What needs to be done:
Copy only the lines from the one containing "What text is on this page?" through the final line of the records below, exactly as written, with no pictures.

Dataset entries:
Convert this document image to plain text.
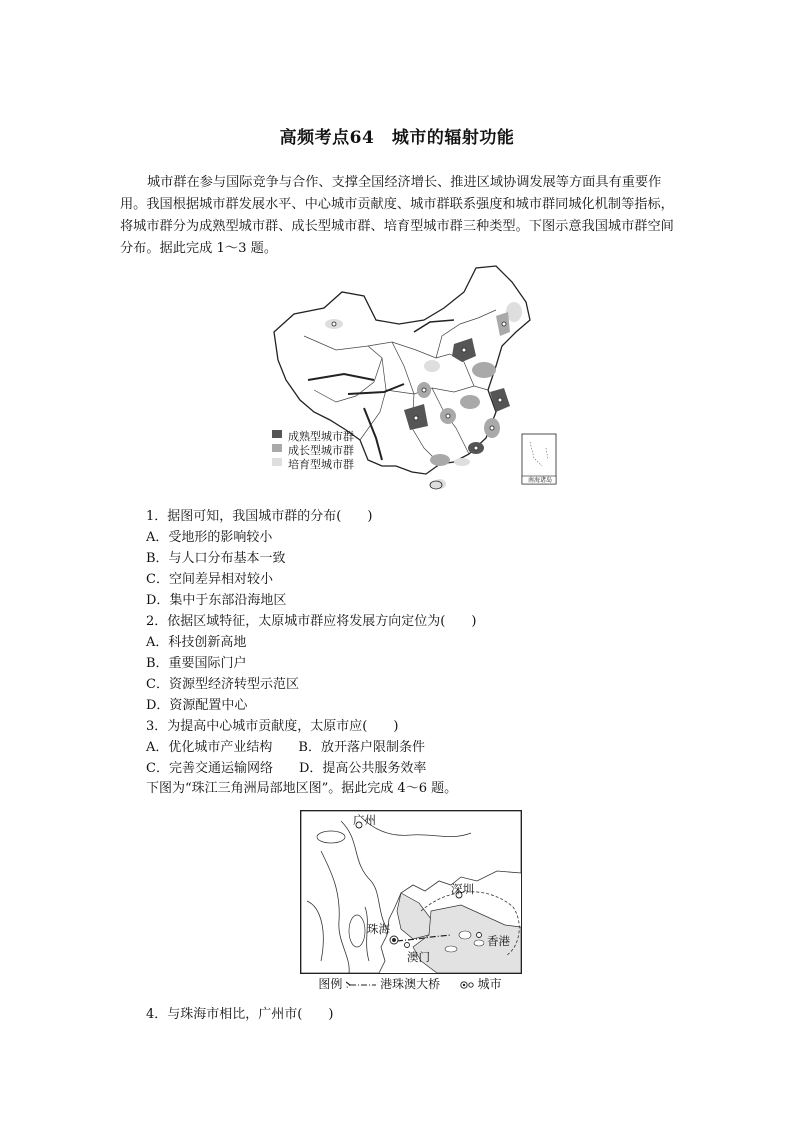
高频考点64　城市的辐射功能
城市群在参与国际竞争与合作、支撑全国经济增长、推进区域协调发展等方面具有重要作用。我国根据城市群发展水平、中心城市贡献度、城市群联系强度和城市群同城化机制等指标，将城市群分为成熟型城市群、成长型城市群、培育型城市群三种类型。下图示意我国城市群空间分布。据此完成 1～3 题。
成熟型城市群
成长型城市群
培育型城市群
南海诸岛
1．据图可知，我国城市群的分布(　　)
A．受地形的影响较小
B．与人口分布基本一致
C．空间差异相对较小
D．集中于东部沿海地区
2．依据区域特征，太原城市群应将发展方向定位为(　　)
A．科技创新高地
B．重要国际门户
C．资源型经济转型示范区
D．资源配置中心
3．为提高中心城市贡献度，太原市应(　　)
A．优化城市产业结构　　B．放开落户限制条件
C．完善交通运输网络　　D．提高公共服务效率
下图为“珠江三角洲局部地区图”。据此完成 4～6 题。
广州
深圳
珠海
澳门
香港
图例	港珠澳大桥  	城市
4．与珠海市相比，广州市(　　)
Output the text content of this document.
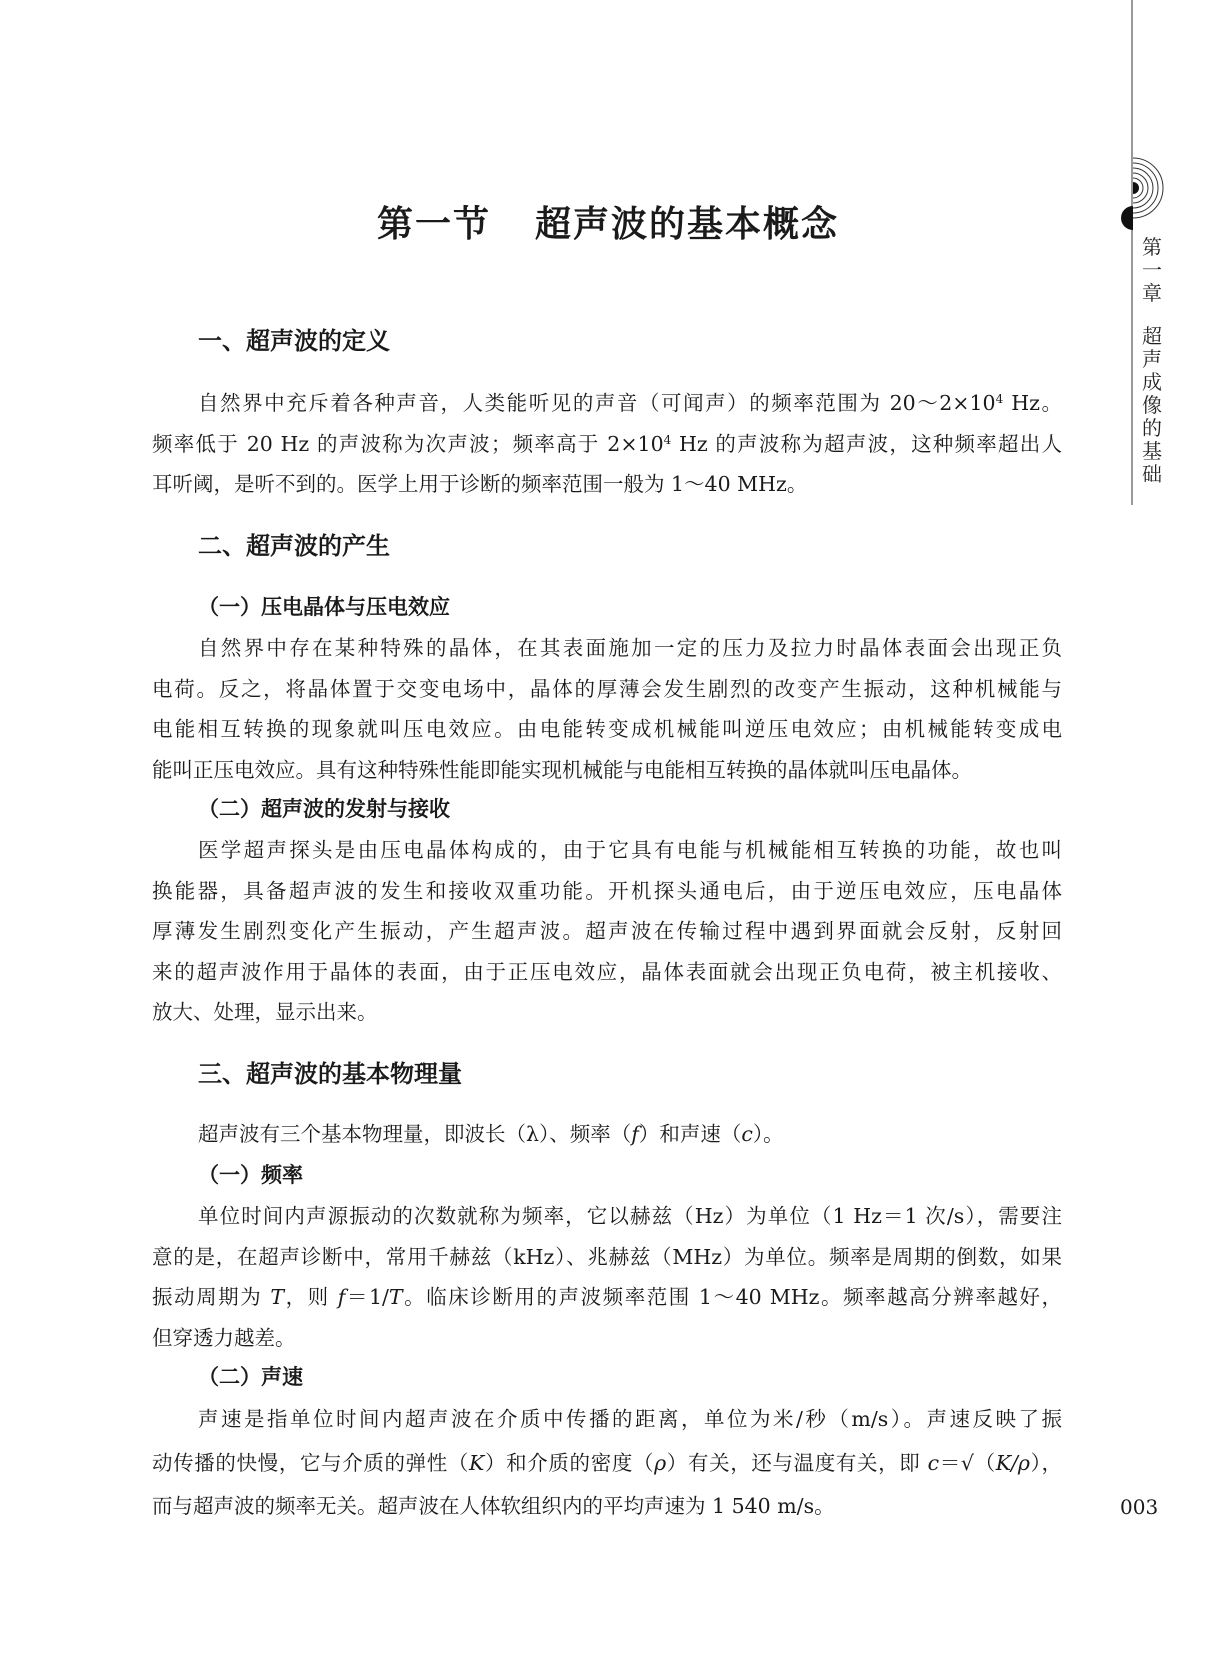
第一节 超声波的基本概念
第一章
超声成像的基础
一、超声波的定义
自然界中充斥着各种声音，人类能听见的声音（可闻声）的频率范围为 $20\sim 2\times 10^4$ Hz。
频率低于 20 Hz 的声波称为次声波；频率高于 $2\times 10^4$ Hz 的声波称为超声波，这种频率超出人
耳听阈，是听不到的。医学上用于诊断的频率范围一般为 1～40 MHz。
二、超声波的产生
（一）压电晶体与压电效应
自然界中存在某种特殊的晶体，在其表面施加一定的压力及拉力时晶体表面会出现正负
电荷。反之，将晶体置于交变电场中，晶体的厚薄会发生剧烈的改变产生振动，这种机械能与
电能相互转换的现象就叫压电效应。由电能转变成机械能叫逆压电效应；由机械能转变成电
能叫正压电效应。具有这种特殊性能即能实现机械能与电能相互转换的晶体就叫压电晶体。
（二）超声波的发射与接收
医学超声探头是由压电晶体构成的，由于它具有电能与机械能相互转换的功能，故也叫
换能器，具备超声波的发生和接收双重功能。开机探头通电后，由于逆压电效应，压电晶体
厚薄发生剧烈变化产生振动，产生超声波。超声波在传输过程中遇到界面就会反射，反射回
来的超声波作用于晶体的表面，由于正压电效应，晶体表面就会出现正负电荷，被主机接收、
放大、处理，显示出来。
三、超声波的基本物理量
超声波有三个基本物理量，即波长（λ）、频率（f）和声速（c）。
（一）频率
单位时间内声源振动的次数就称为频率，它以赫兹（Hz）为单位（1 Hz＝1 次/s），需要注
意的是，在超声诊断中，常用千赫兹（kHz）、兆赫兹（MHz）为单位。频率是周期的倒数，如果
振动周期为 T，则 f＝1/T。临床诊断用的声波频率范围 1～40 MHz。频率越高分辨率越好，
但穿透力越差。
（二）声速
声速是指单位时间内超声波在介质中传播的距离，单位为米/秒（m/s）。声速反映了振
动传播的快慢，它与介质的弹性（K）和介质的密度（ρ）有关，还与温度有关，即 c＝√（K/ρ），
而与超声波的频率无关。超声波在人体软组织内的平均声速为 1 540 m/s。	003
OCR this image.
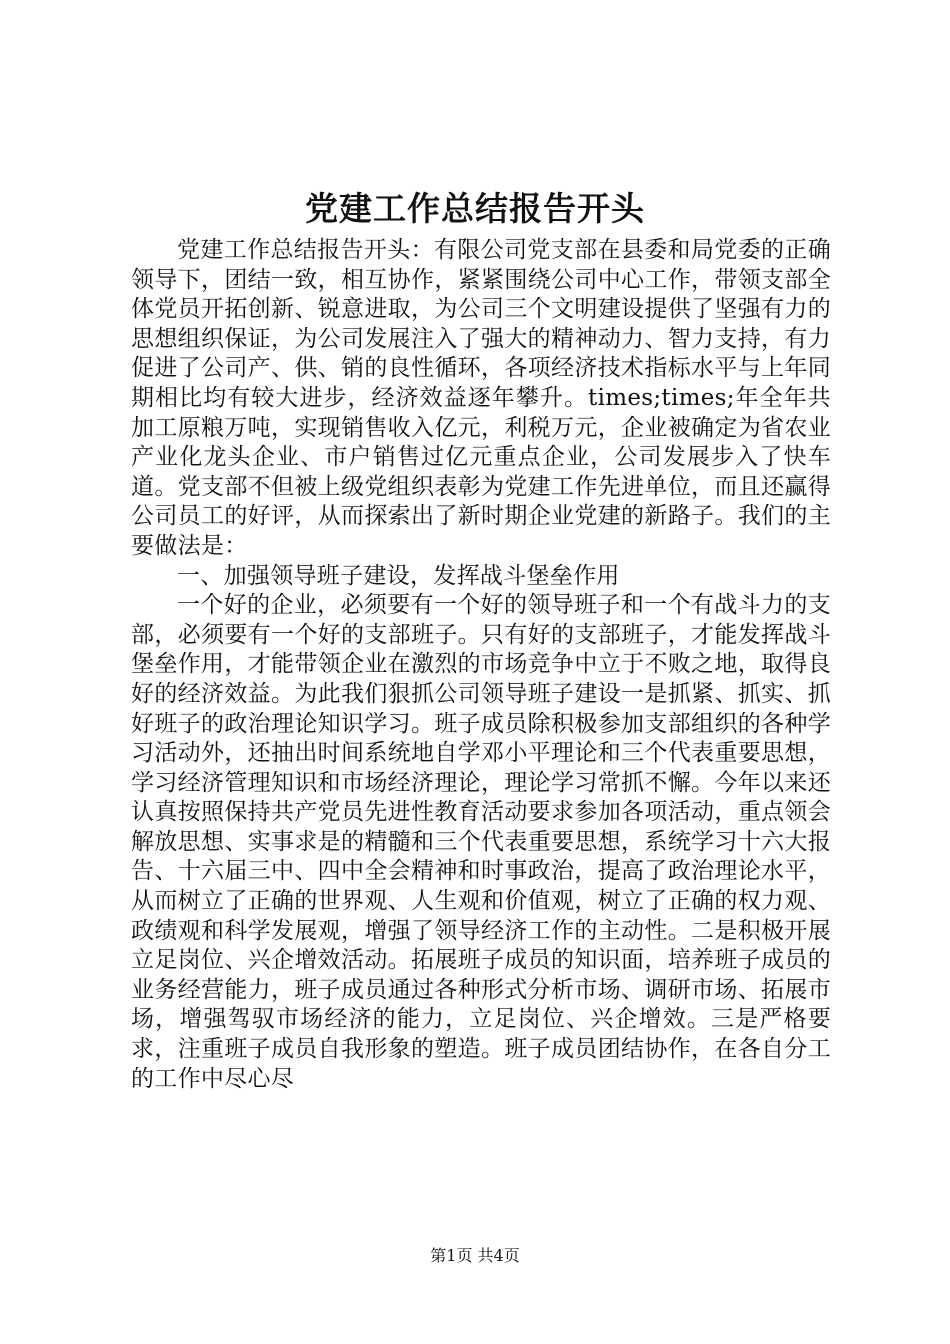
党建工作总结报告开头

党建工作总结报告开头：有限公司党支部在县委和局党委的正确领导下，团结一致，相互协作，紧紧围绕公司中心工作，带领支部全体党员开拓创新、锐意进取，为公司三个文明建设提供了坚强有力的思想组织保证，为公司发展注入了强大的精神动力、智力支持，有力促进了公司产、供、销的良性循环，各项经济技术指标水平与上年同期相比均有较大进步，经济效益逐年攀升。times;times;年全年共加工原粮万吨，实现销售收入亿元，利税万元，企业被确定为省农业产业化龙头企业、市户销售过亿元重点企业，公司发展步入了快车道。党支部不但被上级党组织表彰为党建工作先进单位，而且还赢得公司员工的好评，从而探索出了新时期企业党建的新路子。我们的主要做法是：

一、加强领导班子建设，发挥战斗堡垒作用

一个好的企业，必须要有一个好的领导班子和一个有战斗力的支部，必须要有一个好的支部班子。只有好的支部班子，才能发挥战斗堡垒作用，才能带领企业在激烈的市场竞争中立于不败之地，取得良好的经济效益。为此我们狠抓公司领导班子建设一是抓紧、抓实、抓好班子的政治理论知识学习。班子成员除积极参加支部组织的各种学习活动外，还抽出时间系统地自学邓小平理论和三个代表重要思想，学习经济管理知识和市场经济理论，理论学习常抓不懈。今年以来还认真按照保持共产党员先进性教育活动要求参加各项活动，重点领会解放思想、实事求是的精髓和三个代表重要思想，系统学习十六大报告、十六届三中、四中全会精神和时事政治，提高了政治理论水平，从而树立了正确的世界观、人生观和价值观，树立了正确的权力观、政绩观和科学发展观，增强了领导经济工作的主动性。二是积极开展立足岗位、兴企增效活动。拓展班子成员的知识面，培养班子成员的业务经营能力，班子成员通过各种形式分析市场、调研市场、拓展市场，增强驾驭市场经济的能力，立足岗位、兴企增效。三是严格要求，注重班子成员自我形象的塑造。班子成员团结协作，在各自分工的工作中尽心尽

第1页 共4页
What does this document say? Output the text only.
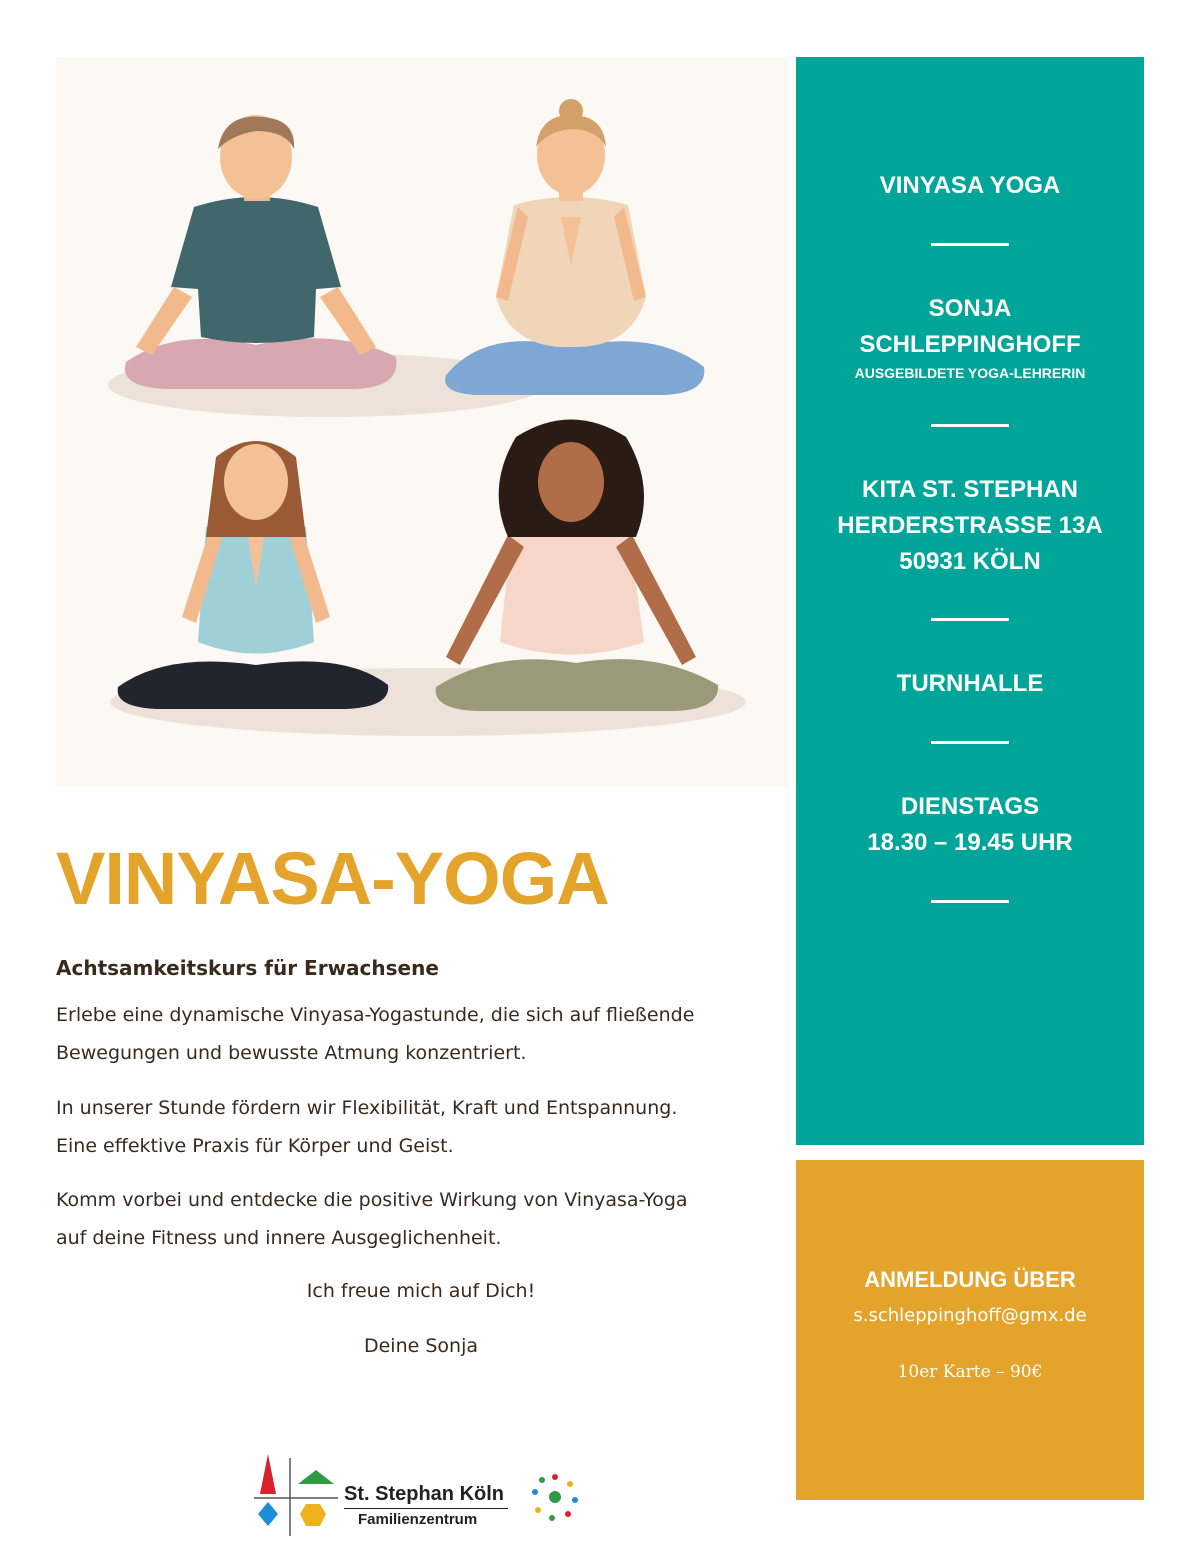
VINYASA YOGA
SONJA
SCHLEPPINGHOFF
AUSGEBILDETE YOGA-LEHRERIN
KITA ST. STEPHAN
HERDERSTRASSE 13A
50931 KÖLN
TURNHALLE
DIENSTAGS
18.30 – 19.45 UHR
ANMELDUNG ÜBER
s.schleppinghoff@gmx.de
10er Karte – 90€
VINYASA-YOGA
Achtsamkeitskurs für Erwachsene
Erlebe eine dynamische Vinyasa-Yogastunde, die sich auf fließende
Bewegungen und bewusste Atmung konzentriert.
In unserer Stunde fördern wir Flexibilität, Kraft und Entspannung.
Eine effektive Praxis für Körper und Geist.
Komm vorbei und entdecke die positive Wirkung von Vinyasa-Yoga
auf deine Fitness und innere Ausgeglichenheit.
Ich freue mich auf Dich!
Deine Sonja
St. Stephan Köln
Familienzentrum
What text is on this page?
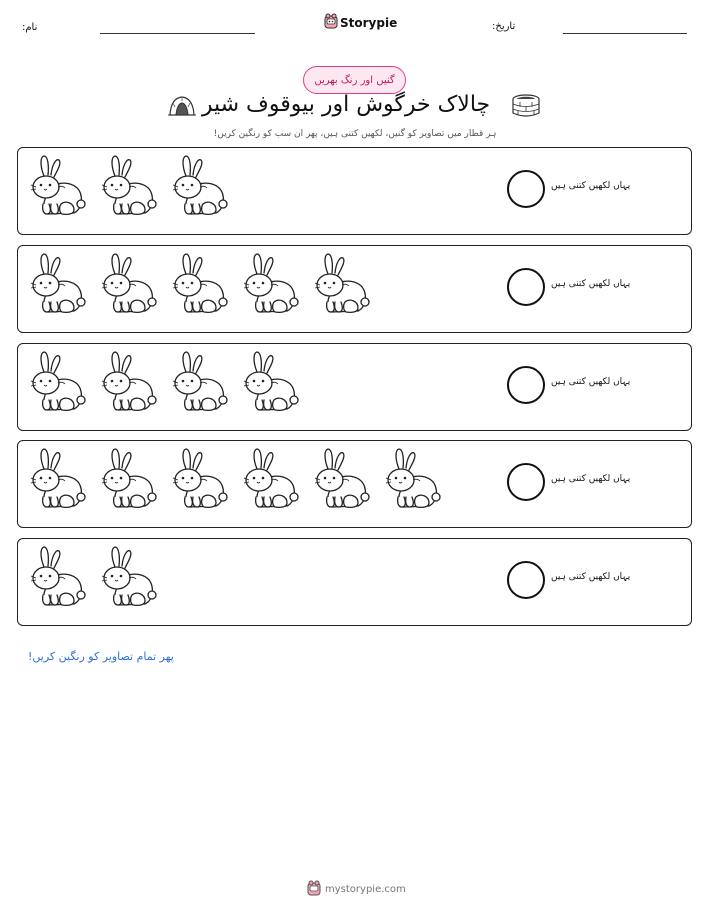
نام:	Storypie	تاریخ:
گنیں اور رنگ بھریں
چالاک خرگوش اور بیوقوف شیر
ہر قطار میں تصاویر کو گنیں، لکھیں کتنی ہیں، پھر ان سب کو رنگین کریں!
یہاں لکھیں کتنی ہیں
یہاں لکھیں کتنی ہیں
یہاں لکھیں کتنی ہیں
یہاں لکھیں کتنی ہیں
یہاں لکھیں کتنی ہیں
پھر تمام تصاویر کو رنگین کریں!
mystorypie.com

Full solution:
What text is on this page?
نام:	Storypie	تاریخ:
گنیں اور رنگ بھریں
چالاک خرگوش اور بیوقوف شیر
ہر قطار میں تصاویر کو گنیں، لکھیں کتنی ہیں، پھر ان سب کو رنگین کریں!
یہاں لکھیں کتنی ہیں
یہاں لکھیں کتنی ہیں
یہاں لکھیں کتنی ہیں
یہاں لکھیں کتنی ہیں
یہاں لکھیں کتنی ہیں
پھر تمام تصاویر کو رنگین کریں!
mystorypie.com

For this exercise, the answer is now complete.